[Prompt] Pick out every line that holds the string "radius" and copy it.

[Saved data entries]
▼

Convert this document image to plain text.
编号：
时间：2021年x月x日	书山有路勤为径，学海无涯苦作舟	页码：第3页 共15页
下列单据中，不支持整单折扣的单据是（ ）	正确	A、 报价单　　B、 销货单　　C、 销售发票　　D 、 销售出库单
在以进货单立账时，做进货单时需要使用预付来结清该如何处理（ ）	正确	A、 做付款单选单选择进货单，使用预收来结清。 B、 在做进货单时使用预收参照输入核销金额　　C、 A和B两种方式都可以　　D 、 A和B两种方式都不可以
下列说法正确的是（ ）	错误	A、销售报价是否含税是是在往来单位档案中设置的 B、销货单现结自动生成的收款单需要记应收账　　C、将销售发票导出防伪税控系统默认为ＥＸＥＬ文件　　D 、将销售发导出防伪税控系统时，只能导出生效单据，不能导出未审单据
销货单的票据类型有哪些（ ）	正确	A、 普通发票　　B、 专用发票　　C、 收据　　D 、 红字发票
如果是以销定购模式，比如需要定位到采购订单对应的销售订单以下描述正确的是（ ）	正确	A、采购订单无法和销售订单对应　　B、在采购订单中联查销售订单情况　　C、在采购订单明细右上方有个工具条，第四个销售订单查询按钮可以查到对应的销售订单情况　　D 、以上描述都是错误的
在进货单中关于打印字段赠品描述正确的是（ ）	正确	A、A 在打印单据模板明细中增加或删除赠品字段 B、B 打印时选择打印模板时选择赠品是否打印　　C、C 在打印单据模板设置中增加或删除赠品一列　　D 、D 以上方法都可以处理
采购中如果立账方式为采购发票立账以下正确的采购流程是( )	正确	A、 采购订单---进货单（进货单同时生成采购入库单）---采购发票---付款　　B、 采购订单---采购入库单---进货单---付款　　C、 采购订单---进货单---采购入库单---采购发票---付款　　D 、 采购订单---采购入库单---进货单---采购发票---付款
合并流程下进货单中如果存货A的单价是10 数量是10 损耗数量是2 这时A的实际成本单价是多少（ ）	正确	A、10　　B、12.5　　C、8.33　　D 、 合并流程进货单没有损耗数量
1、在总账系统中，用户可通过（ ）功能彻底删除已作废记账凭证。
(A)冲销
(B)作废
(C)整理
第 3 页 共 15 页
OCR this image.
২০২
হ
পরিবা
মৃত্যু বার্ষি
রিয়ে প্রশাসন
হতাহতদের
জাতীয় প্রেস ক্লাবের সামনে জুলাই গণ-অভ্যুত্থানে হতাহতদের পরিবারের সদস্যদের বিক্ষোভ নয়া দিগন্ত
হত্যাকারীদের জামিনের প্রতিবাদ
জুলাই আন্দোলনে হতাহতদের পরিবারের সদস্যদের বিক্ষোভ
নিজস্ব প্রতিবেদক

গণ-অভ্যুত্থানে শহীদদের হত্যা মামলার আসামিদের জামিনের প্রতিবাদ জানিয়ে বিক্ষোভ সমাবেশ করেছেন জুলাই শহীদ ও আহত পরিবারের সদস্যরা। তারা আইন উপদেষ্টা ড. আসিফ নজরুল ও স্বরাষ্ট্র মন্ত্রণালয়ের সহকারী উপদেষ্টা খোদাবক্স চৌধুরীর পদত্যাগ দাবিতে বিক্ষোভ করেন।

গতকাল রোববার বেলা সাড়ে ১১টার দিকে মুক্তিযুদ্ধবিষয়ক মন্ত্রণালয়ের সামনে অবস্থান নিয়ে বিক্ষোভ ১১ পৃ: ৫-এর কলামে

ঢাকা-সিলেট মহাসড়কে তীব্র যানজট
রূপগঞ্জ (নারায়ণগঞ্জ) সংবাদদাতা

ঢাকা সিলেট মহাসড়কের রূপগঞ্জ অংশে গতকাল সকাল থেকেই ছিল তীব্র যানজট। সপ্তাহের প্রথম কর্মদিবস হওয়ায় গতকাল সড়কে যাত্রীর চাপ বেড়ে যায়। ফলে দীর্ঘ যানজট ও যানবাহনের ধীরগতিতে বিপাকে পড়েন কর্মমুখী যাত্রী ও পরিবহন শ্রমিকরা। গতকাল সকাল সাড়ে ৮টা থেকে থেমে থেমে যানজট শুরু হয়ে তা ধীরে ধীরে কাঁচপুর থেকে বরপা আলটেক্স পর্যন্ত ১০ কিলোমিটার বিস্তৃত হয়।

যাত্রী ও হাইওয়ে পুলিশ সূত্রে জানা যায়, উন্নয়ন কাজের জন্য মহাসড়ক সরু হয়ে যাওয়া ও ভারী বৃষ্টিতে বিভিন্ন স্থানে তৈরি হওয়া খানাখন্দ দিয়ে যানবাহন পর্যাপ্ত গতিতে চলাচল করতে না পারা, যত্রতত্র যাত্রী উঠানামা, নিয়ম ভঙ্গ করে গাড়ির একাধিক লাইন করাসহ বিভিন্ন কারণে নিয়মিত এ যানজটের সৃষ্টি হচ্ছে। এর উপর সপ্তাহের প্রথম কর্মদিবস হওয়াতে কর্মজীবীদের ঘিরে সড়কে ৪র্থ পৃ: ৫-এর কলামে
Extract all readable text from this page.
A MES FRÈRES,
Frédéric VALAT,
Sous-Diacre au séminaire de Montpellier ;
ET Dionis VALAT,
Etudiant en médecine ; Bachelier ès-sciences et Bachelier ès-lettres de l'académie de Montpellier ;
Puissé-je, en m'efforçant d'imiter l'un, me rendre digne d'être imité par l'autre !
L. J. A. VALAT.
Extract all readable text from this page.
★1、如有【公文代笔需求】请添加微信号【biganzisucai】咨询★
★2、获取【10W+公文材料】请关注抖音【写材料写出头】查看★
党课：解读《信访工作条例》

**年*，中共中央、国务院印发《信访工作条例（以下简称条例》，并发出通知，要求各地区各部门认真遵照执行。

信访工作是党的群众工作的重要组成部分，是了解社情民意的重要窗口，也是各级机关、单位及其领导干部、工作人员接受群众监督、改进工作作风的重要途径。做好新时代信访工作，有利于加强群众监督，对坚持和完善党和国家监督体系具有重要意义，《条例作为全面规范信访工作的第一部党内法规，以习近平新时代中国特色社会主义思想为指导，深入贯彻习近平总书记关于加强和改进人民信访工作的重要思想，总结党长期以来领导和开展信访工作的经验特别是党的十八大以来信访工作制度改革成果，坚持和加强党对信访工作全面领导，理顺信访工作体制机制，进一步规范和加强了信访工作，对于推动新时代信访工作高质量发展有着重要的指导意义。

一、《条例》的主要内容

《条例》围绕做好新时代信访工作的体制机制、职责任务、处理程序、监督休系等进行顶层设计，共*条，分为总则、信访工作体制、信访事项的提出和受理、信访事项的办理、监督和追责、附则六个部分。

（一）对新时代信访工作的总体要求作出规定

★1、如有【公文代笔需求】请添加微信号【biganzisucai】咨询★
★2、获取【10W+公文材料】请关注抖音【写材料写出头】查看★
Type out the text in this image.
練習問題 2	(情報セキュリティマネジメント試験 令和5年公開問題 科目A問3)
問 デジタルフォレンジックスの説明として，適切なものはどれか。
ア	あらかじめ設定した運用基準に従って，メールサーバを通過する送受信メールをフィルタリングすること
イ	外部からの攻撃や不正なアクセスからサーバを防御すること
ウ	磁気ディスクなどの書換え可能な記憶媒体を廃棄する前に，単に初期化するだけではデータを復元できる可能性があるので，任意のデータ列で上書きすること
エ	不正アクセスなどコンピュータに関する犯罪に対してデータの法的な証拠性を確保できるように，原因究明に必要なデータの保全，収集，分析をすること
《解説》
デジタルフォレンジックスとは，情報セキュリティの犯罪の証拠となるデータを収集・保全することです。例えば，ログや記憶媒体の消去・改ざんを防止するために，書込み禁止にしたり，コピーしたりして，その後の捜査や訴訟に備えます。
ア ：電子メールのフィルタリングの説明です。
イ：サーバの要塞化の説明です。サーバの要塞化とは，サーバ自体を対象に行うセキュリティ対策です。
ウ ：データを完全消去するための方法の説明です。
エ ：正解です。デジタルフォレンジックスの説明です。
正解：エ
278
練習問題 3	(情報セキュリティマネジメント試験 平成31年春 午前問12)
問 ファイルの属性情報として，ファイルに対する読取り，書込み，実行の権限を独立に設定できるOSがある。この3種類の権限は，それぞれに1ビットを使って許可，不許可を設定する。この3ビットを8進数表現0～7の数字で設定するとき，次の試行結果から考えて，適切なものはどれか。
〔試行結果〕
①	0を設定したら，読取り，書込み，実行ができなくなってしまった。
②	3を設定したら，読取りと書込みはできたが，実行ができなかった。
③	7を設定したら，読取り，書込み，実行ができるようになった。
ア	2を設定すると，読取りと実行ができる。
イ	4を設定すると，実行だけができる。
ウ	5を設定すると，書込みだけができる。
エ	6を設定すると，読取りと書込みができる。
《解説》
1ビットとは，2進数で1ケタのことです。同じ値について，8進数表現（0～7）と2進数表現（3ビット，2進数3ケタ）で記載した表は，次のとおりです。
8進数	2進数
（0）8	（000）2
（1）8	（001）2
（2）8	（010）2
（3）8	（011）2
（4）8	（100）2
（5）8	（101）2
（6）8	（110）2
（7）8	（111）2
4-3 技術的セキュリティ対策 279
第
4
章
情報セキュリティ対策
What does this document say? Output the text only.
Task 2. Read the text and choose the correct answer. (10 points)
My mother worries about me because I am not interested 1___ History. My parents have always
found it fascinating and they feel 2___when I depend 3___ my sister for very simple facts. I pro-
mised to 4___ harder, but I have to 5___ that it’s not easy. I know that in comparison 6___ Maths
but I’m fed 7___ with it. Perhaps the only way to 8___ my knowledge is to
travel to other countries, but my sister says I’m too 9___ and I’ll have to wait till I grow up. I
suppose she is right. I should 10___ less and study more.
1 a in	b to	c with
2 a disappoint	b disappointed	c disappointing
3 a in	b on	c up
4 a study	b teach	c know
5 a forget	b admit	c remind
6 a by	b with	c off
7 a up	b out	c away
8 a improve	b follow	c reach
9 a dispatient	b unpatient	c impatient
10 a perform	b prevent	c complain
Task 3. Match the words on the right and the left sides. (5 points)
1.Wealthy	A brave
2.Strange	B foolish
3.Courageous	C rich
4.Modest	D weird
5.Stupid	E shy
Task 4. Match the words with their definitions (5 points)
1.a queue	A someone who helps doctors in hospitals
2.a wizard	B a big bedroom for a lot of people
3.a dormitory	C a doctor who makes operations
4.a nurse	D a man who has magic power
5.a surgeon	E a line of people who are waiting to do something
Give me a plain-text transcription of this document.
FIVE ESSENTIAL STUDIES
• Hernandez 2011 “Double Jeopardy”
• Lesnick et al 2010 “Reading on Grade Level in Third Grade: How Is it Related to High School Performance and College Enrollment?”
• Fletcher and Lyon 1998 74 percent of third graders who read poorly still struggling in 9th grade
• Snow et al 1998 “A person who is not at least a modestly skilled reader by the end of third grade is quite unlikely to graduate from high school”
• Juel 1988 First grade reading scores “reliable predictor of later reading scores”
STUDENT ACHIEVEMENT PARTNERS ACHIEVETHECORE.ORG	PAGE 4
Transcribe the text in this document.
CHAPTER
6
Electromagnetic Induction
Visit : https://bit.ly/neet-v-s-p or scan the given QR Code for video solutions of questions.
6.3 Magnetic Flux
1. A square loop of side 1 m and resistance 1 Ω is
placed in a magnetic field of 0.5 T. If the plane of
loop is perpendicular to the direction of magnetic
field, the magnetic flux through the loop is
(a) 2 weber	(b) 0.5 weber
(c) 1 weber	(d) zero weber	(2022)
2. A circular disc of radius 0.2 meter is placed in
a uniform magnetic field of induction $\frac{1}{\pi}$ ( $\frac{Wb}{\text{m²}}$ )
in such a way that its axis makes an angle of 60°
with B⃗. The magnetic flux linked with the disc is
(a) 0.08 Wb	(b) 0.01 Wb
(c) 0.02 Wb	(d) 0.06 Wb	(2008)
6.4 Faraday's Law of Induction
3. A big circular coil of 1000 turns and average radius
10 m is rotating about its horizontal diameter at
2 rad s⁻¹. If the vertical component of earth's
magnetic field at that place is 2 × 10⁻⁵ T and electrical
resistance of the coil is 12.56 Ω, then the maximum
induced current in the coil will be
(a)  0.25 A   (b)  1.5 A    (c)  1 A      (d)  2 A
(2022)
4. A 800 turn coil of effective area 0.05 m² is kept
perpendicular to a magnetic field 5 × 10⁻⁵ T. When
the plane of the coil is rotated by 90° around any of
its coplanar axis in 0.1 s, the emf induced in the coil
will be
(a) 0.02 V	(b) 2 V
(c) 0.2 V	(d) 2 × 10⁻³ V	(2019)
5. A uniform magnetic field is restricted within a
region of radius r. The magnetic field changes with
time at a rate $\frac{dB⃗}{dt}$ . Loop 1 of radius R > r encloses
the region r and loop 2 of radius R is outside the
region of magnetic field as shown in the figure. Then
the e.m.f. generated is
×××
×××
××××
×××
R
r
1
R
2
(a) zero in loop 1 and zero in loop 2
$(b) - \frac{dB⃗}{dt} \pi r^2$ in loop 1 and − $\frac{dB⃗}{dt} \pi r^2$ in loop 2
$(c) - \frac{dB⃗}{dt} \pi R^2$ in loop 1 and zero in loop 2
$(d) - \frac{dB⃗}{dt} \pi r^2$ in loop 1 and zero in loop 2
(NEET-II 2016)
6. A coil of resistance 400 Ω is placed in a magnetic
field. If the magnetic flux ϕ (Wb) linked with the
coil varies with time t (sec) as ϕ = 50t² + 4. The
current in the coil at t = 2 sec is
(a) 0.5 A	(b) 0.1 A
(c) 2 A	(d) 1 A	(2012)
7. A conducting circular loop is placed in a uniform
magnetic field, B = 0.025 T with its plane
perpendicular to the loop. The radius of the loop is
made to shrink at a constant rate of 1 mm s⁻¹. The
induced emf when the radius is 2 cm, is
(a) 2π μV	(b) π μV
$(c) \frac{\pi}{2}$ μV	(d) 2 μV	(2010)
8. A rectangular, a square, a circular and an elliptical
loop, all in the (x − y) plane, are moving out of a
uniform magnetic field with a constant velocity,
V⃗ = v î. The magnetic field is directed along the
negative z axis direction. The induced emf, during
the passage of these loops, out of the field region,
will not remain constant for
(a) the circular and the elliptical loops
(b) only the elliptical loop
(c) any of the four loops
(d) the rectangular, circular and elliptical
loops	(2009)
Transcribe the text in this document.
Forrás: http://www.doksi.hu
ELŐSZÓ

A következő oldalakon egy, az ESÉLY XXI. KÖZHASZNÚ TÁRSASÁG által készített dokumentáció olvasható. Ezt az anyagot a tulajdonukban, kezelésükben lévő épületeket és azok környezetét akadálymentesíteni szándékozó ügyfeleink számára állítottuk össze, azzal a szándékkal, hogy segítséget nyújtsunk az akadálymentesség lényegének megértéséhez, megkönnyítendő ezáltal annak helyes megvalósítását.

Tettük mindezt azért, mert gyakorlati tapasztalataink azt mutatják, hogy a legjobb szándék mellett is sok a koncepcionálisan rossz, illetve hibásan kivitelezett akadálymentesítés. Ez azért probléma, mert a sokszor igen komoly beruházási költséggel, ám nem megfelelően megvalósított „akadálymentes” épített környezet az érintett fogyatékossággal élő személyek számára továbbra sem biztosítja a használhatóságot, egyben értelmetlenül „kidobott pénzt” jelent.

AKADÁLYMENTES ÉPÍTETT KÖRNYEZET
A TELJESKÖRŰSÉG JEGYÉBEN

▲

[Answer to this exercise]
2. A circular disc of radius 0.2 meter is placed in
3. A big circular coil of 1000 turns and average radius
region of radius r. The magnetic field changes with
time at a rate $\frac{dB⃗}{dt}$ . Loop 1 of radius R > r encloses
the region r and loop 2 of radius R is outside the
perpendicular to the loop. The radius of the loop is
induced emf when the radius is 2 cm, is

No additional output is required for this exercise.